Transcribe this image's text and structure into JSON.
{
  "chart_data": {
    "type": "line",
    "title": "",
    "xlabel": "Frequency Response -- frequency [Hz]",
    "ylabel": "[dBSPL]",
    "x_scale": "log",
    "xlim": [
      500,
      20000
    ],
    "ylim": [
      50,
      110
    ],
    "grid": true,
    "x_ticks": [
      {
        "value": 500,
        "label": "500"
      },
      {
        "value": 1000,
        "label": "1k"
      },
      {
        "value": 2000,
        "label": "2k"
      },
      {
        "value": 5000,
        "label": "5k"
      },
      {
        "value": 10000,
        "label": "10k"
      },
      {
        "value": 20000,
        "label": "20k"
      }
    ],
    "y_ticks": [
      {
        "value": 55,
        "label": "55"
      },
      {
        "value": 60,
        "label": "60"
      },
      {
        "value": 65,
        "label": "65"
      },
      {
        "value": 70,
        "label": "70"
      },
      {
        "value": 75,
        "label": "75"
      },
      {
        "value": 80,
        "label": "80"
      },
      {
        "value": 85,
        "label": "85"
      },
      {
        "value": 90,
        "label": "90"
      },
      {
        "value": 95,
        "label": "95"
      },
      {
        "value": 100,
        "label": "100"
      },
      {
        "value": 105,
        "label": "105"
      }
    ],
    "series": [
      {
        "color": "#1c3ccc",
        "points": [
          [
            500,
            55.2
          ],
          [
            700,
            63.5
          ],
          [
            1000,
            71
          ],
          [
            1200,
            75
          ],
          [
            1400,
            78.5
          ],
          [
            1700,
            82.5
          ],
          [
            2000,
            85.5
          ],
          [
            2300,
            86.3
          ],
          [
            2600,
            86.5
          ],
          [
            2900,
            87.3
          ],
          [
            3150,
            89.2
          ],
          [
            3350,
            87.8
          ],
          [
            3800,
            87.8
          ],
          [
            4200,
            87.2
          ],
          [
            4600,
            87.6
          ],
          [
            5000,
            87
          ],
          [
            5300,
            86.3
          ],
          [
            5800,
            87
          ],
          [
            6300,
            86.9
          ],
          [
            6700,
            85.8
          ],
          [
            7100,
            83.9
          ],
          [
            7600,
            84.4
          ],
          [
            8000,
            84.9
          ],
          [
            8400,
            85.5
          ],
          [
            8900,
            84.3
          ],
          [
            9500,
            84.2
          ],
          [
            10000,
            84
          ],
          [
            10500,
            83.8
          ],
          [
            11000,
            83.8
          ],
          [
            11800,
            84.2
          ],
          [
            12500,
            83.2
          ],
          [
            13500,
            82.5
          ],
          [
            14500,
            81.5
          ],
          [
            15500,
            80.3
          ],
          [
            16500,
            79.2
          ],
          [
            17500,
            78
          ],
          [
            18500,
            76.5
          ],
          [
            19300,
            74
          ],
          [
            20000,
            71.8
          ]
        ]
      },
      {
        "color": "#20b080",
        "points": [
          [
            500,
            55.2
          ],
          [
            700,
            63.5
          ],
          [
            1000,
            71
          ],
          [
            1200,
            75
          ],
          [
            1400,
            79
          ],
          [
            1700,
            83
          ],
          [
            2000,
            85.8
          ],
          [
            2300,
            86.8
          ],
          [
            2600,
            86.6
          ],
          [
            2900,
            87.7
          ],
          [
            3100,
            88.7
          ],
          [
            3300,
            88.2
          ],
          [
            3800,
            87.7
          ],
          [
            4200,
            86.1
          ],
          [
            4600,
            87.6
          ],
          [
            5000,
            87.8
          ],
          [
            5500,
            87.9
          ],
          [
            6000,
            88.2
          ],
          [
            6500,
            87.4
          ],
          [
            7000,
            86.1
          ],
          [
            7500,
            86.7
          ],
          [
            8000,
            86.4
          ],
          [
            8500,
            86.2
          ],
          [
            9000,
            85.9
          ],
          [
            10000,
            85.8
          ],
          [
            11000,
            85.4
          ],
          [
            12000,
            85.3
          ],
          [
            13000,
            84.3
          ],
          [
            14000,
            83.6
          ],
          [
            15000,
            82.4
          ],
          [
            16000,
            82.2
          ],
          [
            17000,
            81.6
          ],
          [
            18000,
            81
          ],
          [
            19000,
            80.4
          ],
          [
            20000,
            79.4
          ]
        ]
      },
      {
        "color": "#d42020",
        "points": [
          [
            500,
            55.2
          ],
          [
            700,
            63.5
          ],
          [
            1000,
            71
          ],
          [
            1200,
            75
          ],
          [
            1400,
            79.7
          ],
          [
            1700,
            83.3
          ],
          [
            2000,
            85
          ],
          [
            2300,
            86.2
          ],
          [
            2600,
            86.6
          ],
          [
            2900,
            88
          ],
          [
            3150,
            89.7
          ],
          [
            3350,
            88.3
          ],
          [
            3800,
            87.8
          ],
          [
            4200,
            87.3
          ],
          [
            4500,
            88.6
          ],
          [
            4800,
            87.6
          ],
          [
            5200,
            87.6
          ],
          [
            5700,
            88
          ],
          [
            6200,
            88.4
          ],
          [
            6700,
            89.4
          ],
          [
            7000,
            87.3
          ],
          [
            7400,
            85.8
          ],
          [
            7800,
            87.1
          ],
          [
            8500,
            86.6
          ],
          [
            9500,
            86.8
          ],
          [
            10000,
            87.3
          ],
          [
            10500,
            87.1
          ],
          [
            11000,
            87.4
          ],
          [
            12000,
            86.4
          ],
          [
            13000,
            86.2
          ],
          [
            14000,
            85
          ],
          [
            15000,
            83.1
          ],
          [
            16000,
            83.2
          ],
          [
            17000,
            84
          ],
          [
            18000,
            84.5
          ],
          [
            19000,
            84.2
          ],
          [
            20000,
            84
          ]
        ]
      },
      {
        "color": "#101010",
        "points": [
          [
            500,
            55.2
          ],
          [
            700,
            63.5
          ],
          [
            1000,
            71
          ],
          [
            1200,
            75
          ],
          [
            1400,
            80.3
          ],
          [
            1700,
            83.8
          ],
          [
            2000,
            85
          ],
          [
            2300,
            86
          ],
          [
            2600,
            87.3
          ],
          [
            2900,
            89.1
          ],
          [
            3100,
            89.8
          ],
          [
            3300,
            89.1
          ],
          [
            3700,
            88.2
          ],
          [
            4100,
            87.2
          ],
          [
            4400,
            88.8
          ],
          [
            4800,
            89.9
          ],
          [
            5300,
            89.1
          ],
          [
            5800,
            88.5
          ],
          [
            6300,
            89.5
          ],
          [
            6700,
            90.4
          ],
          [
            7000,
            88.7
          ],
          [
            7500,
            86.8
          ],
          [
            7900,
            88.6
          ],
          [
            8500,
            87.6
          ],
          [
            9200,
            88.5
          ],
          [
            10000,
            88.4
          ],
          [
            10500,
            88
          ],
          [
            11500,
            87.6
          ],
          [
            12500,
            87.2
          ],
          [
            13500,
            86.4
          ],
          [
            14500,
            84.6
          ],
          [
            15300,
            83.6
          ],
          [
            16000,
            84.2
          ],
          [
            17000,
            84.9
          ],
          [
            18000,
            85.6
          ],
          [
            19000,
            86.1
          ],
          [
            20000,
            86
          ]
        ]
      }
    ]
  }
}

■ REQUIREMENTS
Can you reproduce all the material exactly?

■ THE COMPLETED TASK
Transcribe this image's text and structure into JSON.
{
  "chart_data": {
    "type": "line",
    "title": "",
    "xlabel": "Frequency Response -- frequency [Hz]",
    "ylabel": "[dBSPL]",
    "x_scale": "log",
    "xlim": [
      500,
      20000
    ],
    "ylim": [
      50,
      110
    ],
    "grid": true,
    "x_ticks": [
      {
        "value": 500,
        "label": "500"
      },
      {
        "value": 1000,
        "label": "1k"
      },
      {
        "value": 2000,
        "label": "2k"
      },
      {
        "value": 5000,
        "label": "5k"
      },
      {
        "value": 10000,
        "label": "10k"
      },
      {
        "value": 20000,
        "label": "20k"
      }
    ],
    "y_ticks": [
      {
        "value": 55,
        "label": "55"
      },
      {
        "value": 60,
        "label": "60"
      },
      {
        "value": 65,
        "label": "65"
      },
      {
        "value": 70,
        "label": "70"
      },
      {
        "value": 75,
        "label": "75"
      },
      {
        "value": 80,
        "label": "80"
      },
      {
        "value": 85,
        "label": "85"
      },
      {
        "value": 90,
        "label": "90"
      },
      {
        "value": 95,
        "label": "95"
      },
      {
        "value": 100,
        "label": "100"
      },
      {
        "value": 105,
        "label": "105"
      }
    ],
    "series": [
      {
        "color": "#1c3ccc",
        "points": [
          [
            500,
            55.2
          ],
          [
            700,
            63.5
          ],
          [
            1000,
            71
          ],
          [
            1200,
            75
          ],
          [
            1400,
            78.5
          ],
          [
            1700,
            82.5
          ],
          [
            2000,
            85.5
          ],
          [
            2300,
            86.3
          ],
          [
            2600,
            86.5
          ],
          [
            2900,
            87.3
          ],
          [
            3150,
            89.2
          ],
          [
            3350,
            87.8
          ],
          [
            3800,
            87.8
          ],
          [
            4200,
            87.2
          ],
          [
            4600,
            87.6
          ],
          [
            5000,
            87
          ],
          [
            5300,
            86.3
          ],
          [
            5800,
            87
          ],
          [
            6300,
            86.9
          ],
          [
            6700,
            85.8
          ],
          [
            7100,
            83.9
          ],
          [
            7600,
            84.4
          ],
          [
            8000,
            84.9
          ],
          [
            8400,
            85.5
          ],
          [
            8900,
            84.3
          ],
          [
            9500,
            84.2
          ],
          [
            10000,
            84
          ],
          [
            10500,
            83.8
          ],
          [
            11000,
            83.8
          ],
          [
            11800,
            84.2
          ],
          [
            12500,
            83.2
          ],
          [
            13500,
            82.5
          ],
          [
            14500,
            81.5
          ],
          [
            15500,
            80.3
          ],
          [
            16500,
            79.2
          ],
          [
            17500,
            78
          ],
          [
            18500,
            76.5
          ],
          [
            19300,
            74
          ],
          [
            20000,
            71.8
          ]
        ]
      },
      {
        "color": "#20b080",
        "points": [
          [
            500,
            55.2
          ],
          [
            700,
            63.5
          ],
          [
            1000,
            71
          ],
          [
            1200,
            75
          ],
          [
            1400,
            79
          ],
          [
            1700,
            83
          ],
          [
            2000,
            85.8
          ],
          [
            2300,
            86.8
          ],
          [
            2600,
            86.6
          ],
          [
            2900,
            87.7
          ],
          [
            3100,
            88.7
          ],
          [
            3300,
            88.2
          ],
          [
            3800,
            87.7
          ],
          [
            4200,
            86.1
          ],
          [
            4600,
            87.6
          ],
          [
            5000,
            87.8
          ],
          [
            5500,
            87.9
          ],
          [
            6000,
            88.2
          ],
          [
            6500,
            87.4
          ],
          [
            7000,
            86.1
          ],
          [
            7500,
            86.7
          ],
          [
            8000,
            86.4
          ],
          [
            8500,
            86.2
          ],
          [
            9000,
            85.9
          ],
          [
            10000,
            85.8
          ],
          [
            11000,
            85.4
          ],
          [
            12000,
            85.3
          ],
          [
            13000,
            84.3
          ],
          [
            14000,
            83.6
          ],
          [
            15000,
            82.4
          ],
          [
            16000,
            82.2
          ],
          [
            17000,
            81.6
          ],
          [
            18000,
            81
          ],
          [
            19000,
            80.4
          ],
          [
            20000,
            79.4
          ]
        ]
      },
      {
        "color": "#d42020",
        "points": [
          [
            500,
            55.2
          ],
          [
            700,
            63.5
          ],
          [
            1000,
            71
          ],
          [
            1200,
            75
          ],
          [
            1400,
            79.7
          ],
          [
            1700,
            83.3
          ],
          [
            2000,
            85
          ],
          [
            2300,
            86.2
          ],
          [
            2600,
            86.6
          ],
          [
            2900,
            88
          ],
          [
            3150,
            89.7
          ],
          [
            3350,
            88.3
          ],
          [
            3800,
            87.8
          ],
          [
            4200,
            87.3
          ],
          [
            4500,
            88.6
          ],
          [
            4800,
            87.6
          ],
          [
            5200,
            87.6
          ],
          [
            5700,
            88
          ],
          [
            6200,
            88.4
          ],
          [
            6700,
            89.4
          ],
          [
            7000,
            87.3
          ],
          [
            7400,
            85.8
          ],
          [
            7800,
            87.1
          ],
          [
            8500,
            86.6
          ],
          [
            9500,
            86.8
          ],
          [
            10000,
            87.3
          ],
          [
            10500,
            87.1
          ],
          [
            11000,
            87.4
          ],
          [
            12000,
            86.4
          ],
          [
            13000,
            86.2
          ],
          [
            14000,
            85
          ],
          [
            15000,
            83.1
          ],
          [
            16000,
            83.2
          ],
          [
            17000,
            84
          ],
          [
            18000,
            84.5
          ],
          [
            19000,
            84.2
          ],
          [
            20000,
            84
          ]
        ]
      },
      {
        "color": "#101010",
        "points": [
          [
            500,
            55.2
          ],
          [
            700,
            63.5
          ],
          [
            1000,
            71
          ],
          [
            1200,
            75
          ],
          [
            1400,
            80.3
          ],
          [
            1700,
            83.8
          ],
          [
            2000,
            85
          ],
          [
            2300,
            86
          ],
          [
            2600,
            87.3
          ],
          [
            2900,
            89.1
          ],
          [
            3100,
            89.8
          ],
          [
            3300,
            89.1
          ],
          [
            3700,
            88.2
          ],
          [
            4100,
            87.2
          ],
          [
            4400,
            88.8
          ],
          [
            4800,
            89.9
          ],
          [
            5300,
            89.1
          ],
          [
            5800,
            88.5
          ],
          [
            6300,
            89.5
          ],
          [
            6700,
            90.4
          ],
          [
            7000,
            88.7
          ],
          [
            7500,
            86.8
          ],
          [
            7900,
            88.6
          ],
          [
            8500,
            87.6
          ],
          [
            9200,
            88.5
          ],
          [
            10000,
            88.4
          ],
          [
            10500,
            88
          ],
          [
            11500,
            87.6
          ],
          [
            12500,
            87.2
          ],
          [
            13500,
            86.4
          ],
          [
            14500,
            84.6
          ],
          [
            15300,
            83.6
          ],
          [
            16000,
            84.2
          ],
          [
            17000,
            84.9
          ],
          [
            18000,
            85.6
          ],
          [
            19000,
            86.1
          ],
          [
            20000,
            86
          ]
        ]
      }
    ]
  }
}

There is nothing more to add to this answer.